### [DATA SHOWN]

▼▼▼

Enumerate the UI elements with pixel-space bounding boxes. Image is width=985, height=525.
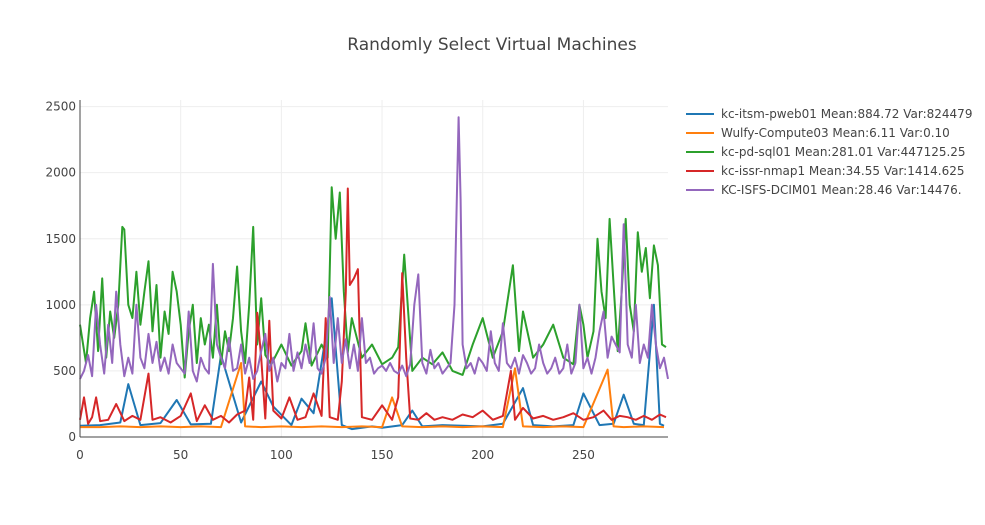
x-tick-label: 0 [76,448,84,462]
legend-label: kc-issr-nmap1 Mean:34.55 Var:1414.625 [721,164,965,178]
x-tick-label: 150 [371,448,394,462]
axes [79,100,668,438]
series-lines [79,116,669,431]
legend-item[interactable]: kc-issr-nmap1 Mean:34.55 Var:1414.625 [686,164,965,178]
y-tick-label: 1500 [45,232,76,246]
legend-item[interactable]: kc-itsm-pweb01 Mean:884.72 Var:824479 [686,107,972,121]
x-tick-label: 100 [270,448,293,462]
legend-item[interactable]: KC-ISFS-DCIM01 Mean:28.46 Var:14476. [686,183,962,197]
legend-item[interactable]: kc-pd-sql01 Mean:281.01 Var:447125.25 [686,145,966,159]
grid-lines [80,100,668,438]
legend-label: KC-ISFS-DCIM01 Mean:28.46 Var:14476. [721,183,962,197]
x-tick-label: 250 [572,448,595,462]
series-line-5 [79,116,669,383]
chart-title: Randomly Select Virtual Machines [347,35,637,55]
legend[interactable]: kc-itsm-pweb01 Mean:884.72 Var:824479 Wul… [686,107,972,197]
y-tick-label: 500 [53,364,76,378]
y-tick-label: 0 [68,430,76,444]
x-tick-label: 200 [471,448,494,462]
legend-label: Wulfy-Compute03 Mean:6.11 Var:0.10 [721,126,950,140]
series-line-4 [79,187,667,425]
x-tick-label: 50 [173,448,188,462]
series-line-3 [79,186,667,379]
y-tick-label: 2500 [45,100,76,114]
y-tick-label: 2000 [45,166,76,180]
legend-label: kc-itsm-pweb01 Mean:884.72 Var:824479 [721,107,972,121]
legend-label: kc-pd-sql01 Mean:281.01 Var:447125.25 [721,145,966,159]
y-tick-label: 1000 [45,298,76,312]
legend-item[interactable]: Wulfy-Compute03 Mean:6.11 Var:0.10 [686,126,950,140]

▲▲▲
▼▼▼

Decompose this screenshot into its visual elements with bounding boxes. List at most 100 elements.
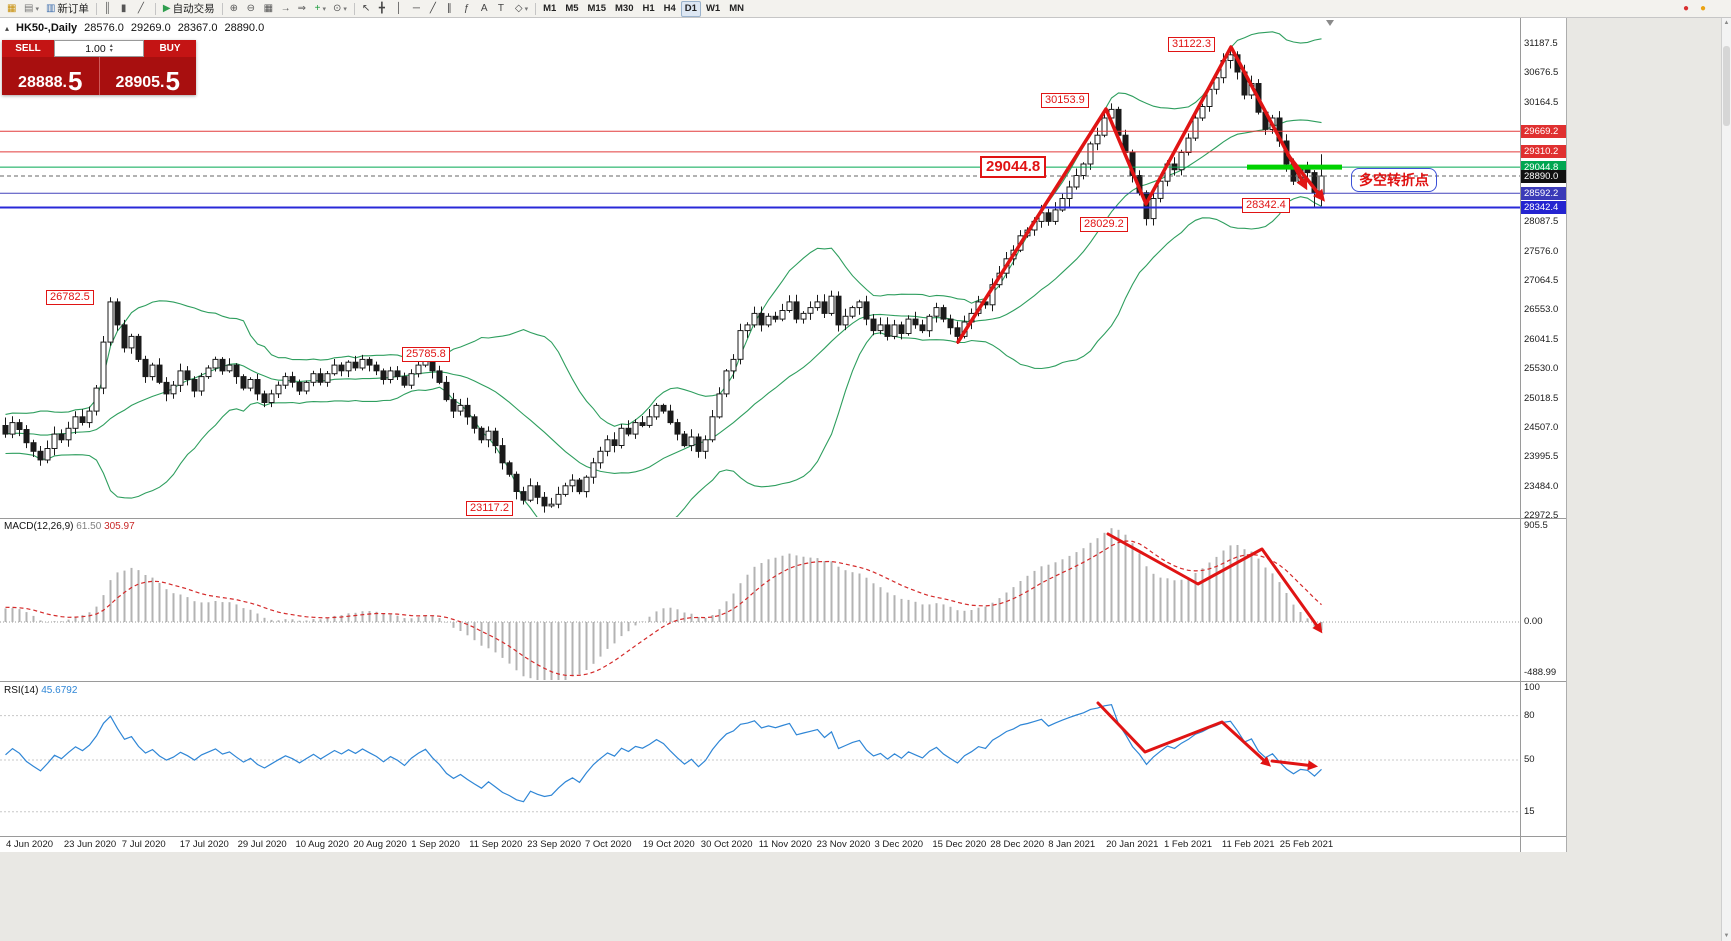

▲▲▲
▼▼▼

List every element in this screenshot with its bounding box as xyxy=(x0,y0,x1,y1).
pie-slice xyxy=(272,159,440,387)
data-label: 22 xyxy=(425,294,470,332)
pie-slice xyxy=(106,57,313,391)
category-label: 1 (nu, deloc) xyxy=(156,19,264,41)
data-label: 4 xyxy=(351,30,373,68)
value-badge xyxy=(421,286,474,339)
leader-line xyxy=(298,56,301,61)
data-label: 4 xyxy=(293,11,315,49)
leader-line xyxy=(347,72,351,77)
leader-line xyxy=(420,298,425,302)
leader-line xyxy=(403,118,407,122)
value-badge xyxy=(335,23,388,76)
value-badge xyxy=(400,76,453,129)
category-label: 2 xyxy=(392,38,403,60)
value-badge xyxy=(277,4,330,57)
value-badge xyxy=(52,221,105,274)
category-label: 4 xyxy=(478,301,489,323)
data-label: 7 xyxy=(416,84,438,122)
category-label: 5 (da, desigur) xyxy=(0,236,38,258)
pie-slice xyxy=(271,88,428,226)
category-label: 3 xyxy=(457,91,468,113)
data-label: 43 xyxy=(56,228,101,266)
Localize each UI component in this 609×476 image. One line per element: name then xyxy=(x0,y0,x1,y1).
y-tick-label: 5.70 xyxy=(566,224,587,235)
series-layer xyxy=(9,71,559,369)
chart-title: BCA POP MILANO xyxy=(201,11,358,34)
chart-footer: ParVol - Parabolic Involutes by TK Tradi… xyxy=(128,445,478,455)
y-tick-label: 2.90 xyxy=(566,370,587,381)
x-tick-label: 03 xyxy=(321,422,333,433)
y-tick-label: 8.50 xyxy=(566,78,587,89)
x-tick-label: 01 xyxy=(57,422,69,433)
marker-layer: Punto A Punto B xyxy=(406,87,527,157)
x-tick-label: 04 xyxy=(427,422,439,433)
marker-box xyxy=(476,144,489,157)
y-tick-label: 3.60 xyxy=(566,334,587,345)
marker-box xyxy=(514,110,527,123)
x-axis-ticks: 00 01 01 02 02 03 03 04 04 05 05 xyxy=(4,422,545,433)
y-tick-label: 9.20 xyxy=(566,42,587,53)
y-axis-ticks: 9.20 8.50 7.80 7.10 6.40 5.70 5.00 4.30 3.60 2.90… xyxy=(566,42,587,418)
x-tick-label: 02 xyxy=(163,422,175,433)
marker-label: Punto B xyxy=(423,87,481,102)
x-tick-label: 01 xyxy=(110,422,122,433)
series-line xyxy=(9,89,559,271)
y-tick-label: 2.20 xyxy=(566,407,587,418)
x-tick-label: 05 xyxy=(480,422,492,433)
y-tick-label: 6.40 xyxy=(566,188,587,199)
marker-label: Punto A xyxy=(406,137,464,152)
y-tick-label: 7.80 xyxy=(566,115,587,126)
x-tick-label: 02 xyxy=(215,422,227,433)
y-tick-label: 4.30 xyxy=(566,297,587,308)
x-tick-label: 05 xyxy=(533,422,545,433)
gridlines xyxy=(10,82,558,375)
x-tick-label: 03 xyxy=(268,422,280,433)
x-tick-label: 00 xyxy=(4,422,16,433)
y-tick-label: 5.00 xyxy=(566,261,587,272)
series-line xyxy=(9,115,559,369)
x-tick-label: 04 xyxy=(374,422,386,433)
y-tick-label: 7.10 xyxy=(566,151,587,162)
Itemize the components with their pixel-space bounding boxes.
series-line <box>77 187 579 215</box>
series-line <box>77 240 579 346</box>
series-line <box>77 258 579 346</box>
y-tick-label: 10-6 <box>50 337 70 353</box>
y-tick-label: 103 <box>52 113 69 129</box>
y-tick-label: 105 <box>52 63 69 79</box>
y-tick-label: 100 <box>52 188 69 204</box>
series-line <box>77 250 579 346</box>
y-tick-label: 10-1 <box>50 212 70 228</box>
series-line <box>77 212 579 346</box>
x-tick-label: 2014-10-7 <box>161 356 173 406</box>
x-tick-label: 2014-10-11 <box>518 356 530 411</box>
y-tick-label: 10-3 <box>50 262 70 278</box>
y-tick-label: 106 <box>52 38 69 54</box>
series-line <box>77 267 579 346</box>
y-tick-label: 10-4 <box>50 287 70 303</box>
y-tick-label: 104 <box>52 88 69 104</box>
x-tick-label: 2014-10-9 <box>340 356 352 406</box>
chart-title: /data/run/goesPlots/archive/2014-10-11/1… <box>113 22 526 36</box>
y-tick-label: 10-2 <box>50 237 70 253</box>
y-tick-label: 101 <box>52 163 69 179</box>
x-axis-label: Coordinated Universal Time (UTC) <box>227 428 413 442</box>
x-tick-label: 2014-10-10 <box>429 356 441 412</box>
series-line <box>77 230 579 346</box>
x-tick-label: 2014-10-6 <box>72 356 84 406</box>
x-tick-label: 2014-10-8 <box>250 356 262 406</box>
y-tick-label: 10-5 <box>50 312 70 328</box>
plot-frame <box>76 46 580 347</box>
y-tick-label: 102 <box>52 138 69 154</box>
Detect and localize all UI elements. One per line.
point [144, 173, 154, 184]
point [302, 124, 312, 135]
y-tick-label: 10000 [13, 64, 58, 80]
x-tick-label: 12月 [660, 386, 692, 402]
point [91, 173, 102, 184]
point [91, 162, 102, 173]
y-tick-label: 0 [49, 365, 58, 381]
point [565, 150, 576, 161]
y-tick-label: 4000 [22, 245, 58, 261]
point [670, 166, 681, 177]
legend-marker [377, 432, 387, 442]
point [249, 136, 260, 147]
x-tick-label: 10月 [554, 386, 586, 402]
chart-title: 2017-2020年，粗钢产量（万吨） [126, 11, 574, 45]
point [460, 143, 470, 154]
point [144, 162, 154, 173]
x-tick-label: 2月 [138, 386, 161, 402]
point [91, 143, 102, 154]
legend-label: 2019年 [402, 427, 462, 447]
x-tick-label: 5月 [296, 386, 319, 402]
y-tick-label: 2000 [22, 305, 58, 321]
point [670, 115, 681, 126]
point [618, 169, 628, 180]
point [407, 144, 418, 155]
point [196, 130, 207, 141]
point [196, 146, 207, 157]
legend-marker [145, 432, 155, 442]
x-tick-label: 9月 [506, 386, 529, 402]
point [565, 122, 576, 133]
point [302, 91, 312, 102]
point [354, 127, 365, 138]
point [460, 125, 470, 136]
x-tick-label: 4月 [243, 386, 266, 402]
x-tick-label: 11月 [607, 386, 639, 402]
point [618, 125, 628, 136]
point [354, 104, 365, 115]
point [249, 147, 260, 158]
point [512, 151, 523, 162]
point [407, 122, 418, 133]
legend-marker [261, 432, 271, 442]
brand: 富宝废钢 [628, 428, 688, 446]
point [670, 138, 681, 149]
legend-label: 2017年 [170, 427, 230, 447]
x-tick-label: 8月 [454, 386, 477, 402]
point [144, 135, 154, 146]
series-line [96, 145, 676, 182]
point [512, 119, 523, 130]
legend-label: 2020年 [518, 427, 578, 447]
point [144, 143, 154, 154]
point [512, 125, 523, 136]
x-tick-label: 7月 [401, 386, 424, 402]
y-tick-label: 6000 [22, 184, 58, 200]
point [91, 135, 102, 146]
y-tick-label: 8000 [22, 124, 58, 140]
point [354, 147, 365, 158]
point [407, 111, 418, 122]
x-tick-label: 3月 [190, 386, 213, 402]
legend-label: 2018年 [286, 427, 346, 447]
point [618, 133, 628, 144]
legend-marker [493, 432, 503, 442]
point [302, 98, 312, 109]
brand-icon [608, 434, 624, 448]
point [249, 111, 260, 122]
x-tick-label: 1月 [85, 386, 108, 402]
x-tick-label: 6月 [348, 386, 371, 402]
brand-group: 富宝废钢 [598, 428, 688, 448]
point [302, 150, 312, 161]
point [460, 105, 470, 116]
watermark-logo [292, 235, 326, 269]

▲▲▲

### [WHAT YOU HAVE TO DO]
Recast the listing lines from the one holding "Enumerate the UI" through the one holding "series-lines [79,116,669,431]", inclusive, as a Markdown table with the columns Row and Text. Give each line its own row number, and leave out blank lines and pictures.

### [TASK ANSWER]
| Row | Text |
|---|---|
| 1 | Enumerate the UI elements with pixel-space bounding boxes. Image is width=985, height=525. |
| 2 | x-tick-label: 0 [76,448,84,462] |
| 3 | legend-label: kc-issr-nmap1 Mean:34.55 Var:1414.625 [721,164,965,178] |
| 4 | x-tick-label: 150 [371,448,394,462] |
| 5 | axes [79,100,668,438] |
| 6 | series-lines [79,116,669,431] |